Saved entries =
============
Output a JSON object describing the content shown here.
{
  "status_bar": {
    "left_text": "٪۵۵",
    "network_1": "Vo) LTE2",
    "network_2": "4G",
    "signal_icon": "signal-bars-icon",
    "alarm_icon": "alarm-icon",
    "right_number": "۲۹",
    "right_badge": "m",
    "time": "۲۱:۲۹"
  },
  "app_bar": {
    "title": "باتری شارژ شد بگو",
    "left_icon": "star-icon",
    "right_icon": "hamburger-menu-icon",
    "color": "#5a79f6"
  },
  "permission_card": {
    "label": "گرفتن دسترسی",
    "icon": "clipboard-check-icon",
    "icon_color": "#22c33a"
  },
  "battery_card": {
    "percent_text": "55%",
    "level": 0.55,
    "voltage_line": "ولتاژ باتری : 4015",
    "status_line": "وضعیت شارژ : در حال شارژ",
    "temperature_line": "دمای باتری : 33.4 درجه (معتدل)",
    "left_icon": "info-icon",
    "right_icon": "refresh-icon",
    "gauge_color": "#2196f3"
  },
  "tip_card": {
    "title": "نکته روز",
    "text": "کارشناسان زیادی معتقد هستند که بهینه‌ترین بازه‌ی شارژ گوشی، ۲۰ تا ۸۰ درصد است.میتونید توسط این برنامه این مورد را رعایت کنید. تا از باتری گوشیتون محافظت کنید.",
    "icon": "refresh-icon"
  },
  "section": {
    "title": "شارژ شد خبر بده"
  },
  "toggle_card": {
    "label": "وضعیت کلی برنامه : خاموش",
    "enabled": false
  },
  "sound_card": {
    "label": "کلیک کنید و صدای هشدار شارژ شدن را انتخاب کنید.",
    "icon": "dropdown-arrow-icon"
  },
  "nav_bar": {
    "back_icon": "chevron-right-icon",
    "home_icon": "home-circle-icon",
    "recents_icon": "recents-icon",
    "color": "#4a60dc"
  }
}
============
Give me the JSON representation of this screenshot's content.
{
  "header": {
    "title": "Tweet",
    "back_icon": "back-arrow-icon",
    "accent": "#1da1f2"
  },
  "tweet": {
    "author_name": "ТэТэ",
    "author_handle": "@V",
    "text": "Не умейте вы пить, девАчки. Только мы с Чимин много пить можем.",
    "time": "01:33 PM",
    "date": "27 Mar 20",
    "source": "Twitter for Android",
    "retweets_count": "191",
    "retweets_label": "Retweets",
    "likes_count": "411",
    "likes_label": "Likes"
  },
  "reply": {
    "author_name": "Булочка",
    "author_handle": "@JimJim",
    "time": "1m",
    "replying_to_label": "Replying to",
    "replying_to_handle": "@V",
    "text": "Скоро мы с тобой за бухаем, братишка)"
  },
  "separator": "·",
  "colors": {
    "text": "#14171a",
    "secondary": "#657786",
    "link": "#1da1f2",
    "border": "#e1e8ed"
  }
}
============
Short task = Copy down every line of the material above that includes the string "وضعیت".

Task result =
    "status_line": "وضعیت شارژ : در حال شارژ",
    "label": "وضعیت کلی برنامه : خاموش",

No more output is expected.